Records to use:
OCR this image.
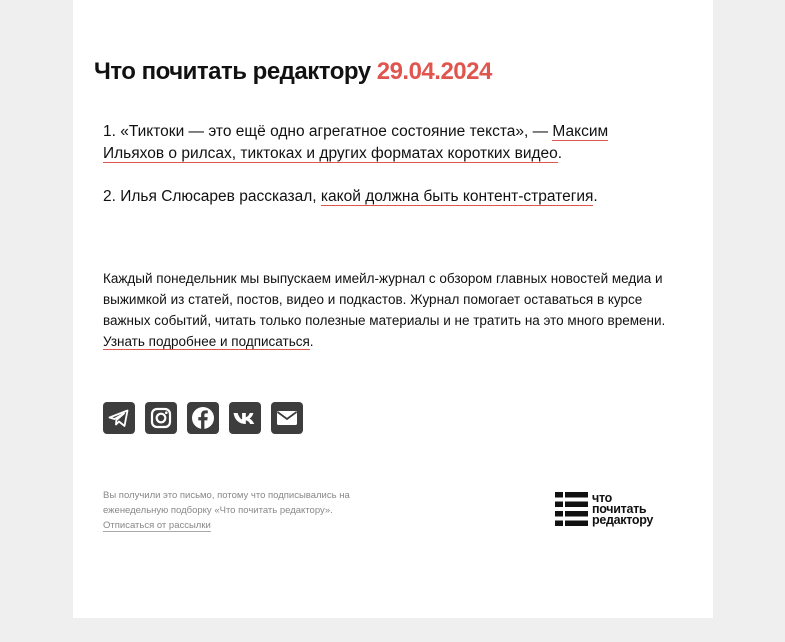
Что почитать редактору 29.04.2024

1. «Тиктоки — это ещё одно агрегатное состояние текста», — Максим Ильяхов о рилсах, тиктоках и других форматах коротких видео.

2. Илья Слюсарев рассказал, какой должна быть контент-стратегия.

Каждый понедельник мы выпускаем имейл-журнал с обзором главных новостей медиа и выжимкой из статей, постов, видео и подкастов. Журнал помогает оставаться в курсе важных событий, читать только полезные материалы и не тратить на это много времени. Узнать подробнее и подписаться.

Вы получили это письмо, потому что подписывались на еженедельную подборку «Что почитать редактору».
Отписаться от рассылки

что
почитать
редактору
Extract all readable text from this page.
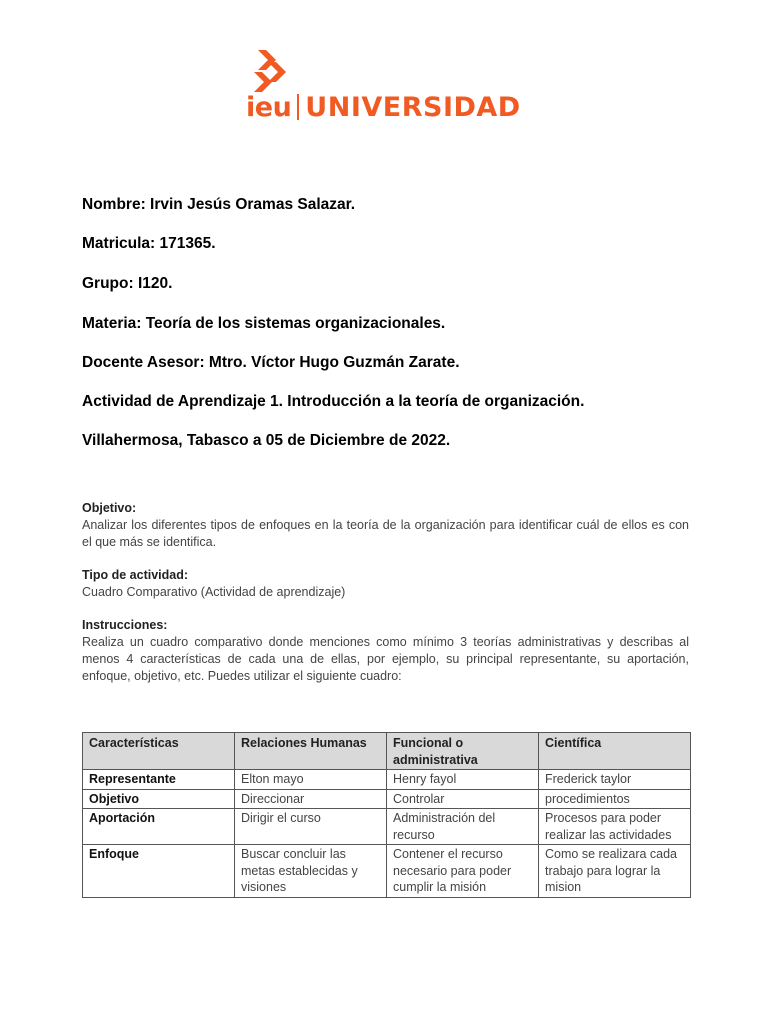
ieu UNIVERSIDAD
Nombre: Irvin Jesús Oramas Salazar.
Matricula: 171365.
Grupo: I120.
Materia: Teoría de los sistemas organizacionales.
Docente Asesor: Mtro. Víctor Hugo Guzmán Zarate.
Actividad de Aprendizaje 1. Introducción a la teoría de organización.
Villahermosa, Tabasco a 05 de Diciembre de 2022.
Objetivo:
Analizar los diferentes tipos de enfoques en la teoría de la organización para identificar cuál de ellos es con el que más se identifica.
Tipo de actividad:
Cuadro Comparativo (Actividad de aprendizaje)
Instrucciones:
Realiza un cuadro comparativo donde menciones como mínimo 3 teorías administrativas y describas al menos 4 características de cada una de ellas, por ejemplo, su principal representante, su aportación, enfoque, objetivo, etc. Puedes utilizar el siguiente cuadro:
Características	Relaciones Humanas	Funcional o administrativa	Científica
Representante	Elton mayo	Henry fayol	Frederick taylor
Objetivo	Direccionar	Controlar	procedimientos
Aportación	Dirigir el curso	Administración del recurso	Procesos para poder realizar las actividades
Enfoque	Buscar concluir las metas establecidas y visiones	Contener el recurso necesario para poder cumplir la misión	Como se realizara cada trabajo para lograr la mision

What you have to do:
Pick out all lines from the data above in which the word "poder" appears.

Problem solution:
Aportación	Dirigir el curso	Administración del recurso	Procesos para poder realizar las actividades
Enfoque	Buscar concluir las metas establecidas y visiones	Contener el recurso necesario para poder cumplir la misión	Como se realizara cada trabajo para lograr la mision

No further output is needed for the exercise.